* Task requirements:
Write the data out again, character for character, with no images.

* Records from a collection of figures:
----------

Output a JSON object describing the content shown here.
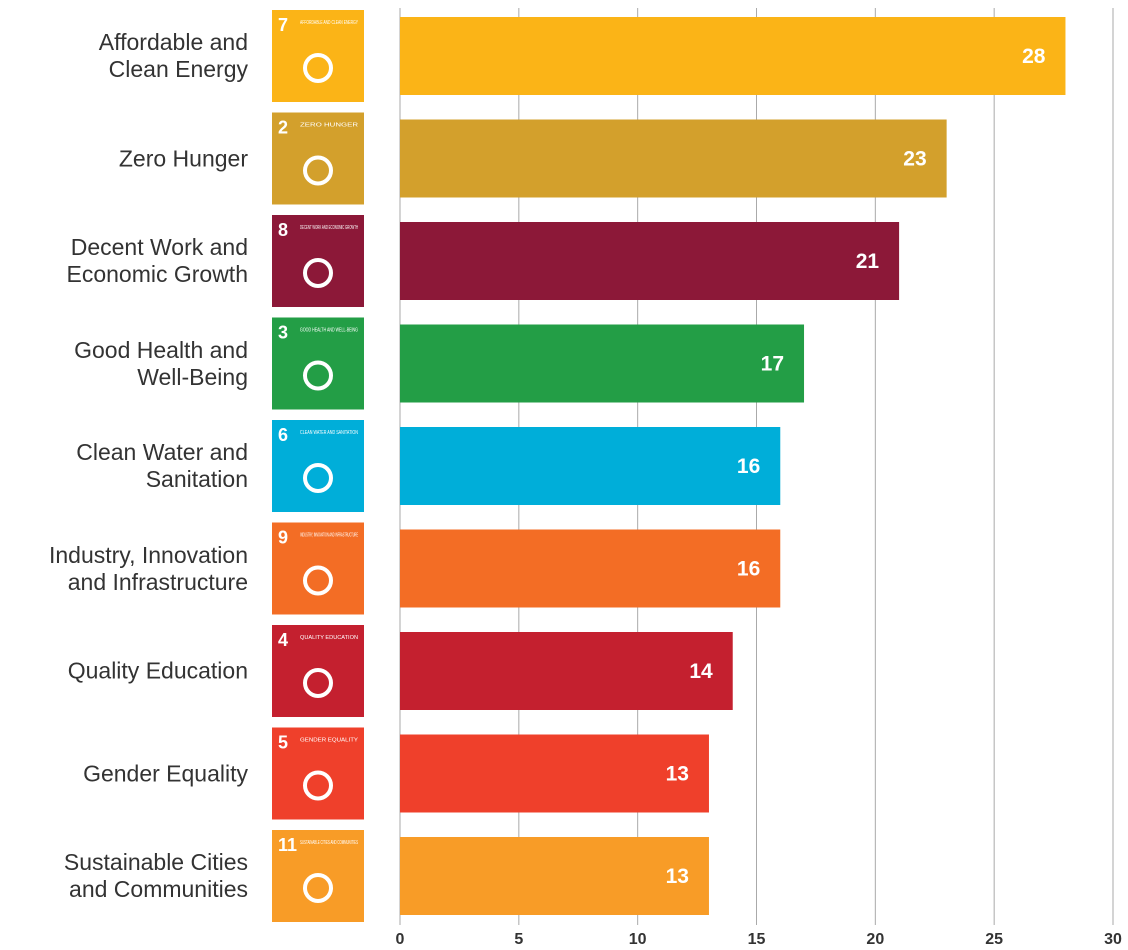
{
  "chart_data": {
    "type": "bar",
    "orientation": "horizontal",
    "categories": [
      "Affordable and\nClean Energy",
      "Zero Hunger",
      "Decent Work and\nEconomic Growth",
      "Good Health and\nWell-Being",
      "Clean Water and\nSanitation",
      "Industry, Innovation\nand Infrastructure",
      "Quality Education",
      "Gender Equality",
      "Sustainable Cities\nand Communities"
    ],
    "values": [
      28,
      23,
      21,
      17,
      16,
      16,
      14,
      13,
      13
    ],
    "colors": [
      "#fbb417",
      "#d3a02c",
      "#8c1838",
      "#239e46",
      "#00aed9",
      "#f36d25",
      "#c4202f",
      "#ef402b",
      "#f89c27"
    ],
    "icon_numbers": [
      "7",
      "2",
      "8",
      "3",
      "6",
      "9",
      "4",
      "5",
      "11"
    ],
    "icon_captions": [
      "AFFORDABLE AND CLEAN ENERGY",
      "ZERO HUNGER",
      "DECENT WORK AND ECONOMIC GROWTH",
      "GOOD HEALTH AND WELL-BEING",
      "CLEAN WATER AND SANITATION",
      "INDUSTRY, INNOVATION AND INFRASTRUCTURE",
      "QUALITY EDUCATION",
      "GENDER EQUALITY",
      "SUSTAINABLE CITIES AND COMMUNITIES"
    ],
    "xlim": [
      0,
      30
    ],
    "xticks": [
      0,
      5,
      10,
      15,
      20,
      25,
      30
    ],
    "grid": true
  }
}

----------

* Result for this exercise:
Output a JSON object describing the content shown here.
{
  "chart_data": {
    "type": "bar",
    "orientation": "horizontal",
    "categories": [
      "Affordable and\nClean Energy",
      "Zero Hunger",
      "Decent Work and\nEconomic Growth",
      "Good Health and\nWell-Being",
      "Clean Water and\nSanitation",
      "Industry, Innovation\nand Infrastructure",
      "Quality Education",
      "Gender Equality",
      "Sustainable Cities\nand Communities"
    ],
    "values": [
      28,
      23,
      21,
      17,
      16,
      16,
      14,
      13,
      13
    ],
    "colors": [
      "#fbb417",
      "#d3a02c",
      "#8c1838",
      "#239e46",
      "#00aed9",
      "#f36d25",
      "#c4202f",
      "#ef402b",
      "#f89c27"
    ],
    "icon_numbers": [
      "7",
      "2",
      "8",
      "3",
      "6",
      "9",
      "4",
      "5",
      "11"
    ],
    "icon_captions": [
      "AFFORDABLE AND CLEAN ENERGY",
      "ZERO HUNGER",
      "DECENT WORK AND ECONOMIC GROWTH",
      "GOOD HEALTH AND WELL-BEING",
      "CLEAN WATER AND SANITATION",
      "INDUSTRY, INNOVATION AND INFRASTRUCTURE",
      "QUALITY EDUCATION",
      "GENDER EQUALITY",
      "SUSTAINABLE CITIES AND COMMUNITIES"
    ],
    "xlim": [
      0,
      30
    ],
    "xticks": [
      0,
      5,
      10,
      15,
      20,
      25,
      30
    ],
    "grid": true
  }
}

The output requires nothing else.